(Objetivo do exercício): Extraia do texto sobre a situação pessoal do arguido, sem qualquer alteração, o trecho que abre com as palavras "c- O arguido" e fecha com "a sua subsistência.".

(Texto para leitura):
6-Pessoais do arguido

a- À data dos factos em apreço nos autos, o arguido residia com a companheira e o filho de ambos, de 3 anos de idade.

b- O casal mantém relacionamento há cerca de 7 anos.

c- O arguido tem ainda 4 filhos de um relacionamento anterior, que iniciou com 14 anos de idade, encontrando-se os 3 filhos mais novos (de 16, 14 e 8 anos de idade) à guarda dos avós paternos, enquanto a filha mais velha (de 19 anos de idade) já é autónoma.

d- O processo de desenvolvimento do arguido decorreu junto da família de origem, de frágil condição socioeconómica e cultural.

e- O pai do arguido era negociante de cavalos, sendo a família sempre dependente de apoios sociais para assegurar a sua subsistência.

f- A família reside em acampamento, sito em terreno adquirido pelo pai do arguido, nas imediações da ....

(Dados fornecidos):

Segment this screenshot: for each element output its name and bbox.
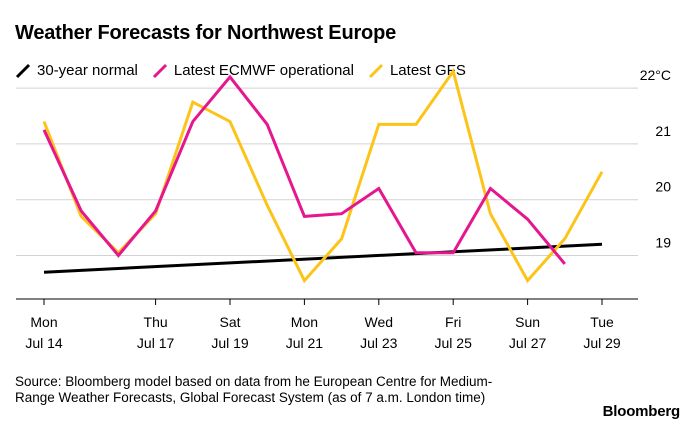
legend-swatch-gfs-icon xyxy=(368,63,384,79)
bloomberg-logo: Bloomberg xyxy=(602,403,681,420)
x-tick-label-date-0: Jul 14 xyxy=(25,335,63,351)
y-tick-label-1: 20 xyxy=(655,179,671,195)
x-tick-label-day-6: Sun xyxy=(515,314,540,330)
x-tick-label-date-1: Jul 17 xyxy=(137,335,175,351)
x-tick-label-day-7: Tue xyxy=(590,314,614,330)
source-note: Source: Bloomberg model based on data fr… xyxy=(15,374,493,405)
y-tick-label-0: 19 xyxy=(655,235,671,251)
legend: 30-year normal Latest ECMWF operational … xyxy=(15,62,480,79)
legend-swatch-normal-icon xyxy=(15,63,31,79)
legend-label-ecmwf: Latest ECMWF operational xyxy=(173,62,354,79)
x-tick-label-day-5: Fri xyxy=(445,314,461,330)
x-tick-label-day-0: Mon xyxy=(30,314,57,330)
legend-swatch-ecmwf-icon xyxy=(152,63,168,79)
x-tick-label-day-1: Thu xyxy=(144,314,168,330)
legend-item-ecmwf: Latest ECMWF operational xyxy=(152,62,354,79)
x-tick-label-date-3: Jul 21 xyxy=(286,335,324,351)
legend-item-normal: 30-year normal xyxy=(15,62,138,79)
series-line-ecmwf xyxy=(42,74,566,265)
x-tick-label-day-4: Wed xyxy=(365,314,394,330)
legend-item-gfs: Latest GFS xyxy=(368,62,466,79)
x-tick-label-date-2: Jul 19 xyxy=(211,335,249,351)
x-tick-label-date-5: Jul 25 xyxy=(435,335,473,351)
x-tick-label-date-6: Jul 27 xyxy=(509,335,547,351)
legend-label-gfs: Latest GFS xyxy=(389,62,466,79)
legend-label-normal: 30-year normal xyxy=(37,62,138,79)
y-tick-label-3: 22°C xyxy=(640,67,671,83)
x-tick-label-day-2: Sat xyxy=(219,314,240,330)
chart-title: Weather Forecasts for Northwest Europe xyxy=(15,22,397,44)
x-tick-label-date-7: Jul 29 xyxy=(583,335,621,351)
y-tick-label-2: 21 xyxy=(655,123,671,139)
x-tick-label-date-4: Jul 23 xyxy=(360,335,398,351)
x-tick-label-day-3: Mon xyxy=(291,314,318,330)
==
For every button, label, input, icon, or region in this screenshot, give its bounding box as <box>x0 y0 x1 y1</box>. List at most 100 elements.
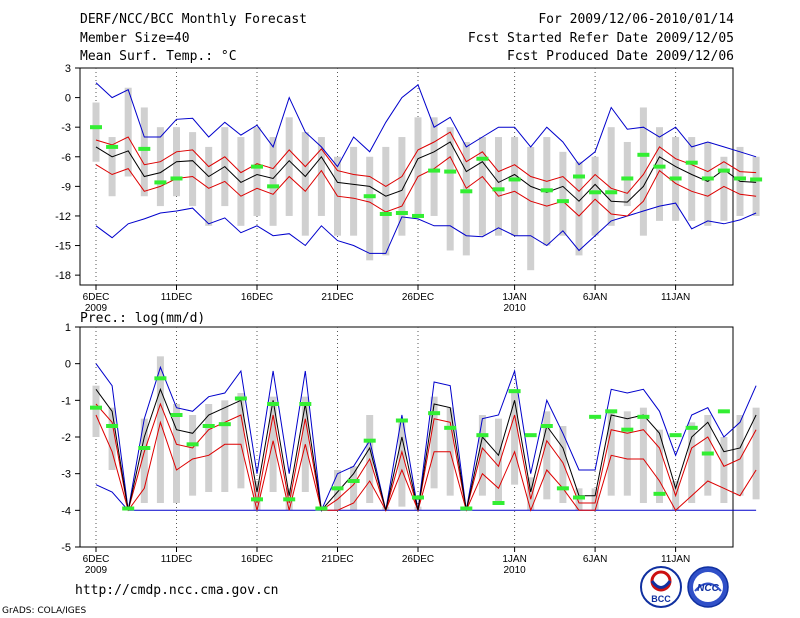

(Solução proposta):
c- O arguido tem ainda 4 filhos de um relacionamento anterior, que iniciou com 14 anos de idade, encontrando-se os 3 filhos mais novos (de 16, 14 e 8 anos de idade) à guarda dos avós paternos, enquanto a filha mais velha (de 19 anos de idade) já é autónoma.

d- O processo de desenvolvimento do arguido decorreu junto da família de origem, de frágil condição socioeconómica e cultural.

e- O pai do arguido era negociante de cavalos, sendo a família sempre dependente de apoios sociais para assegurar a sua subsistência.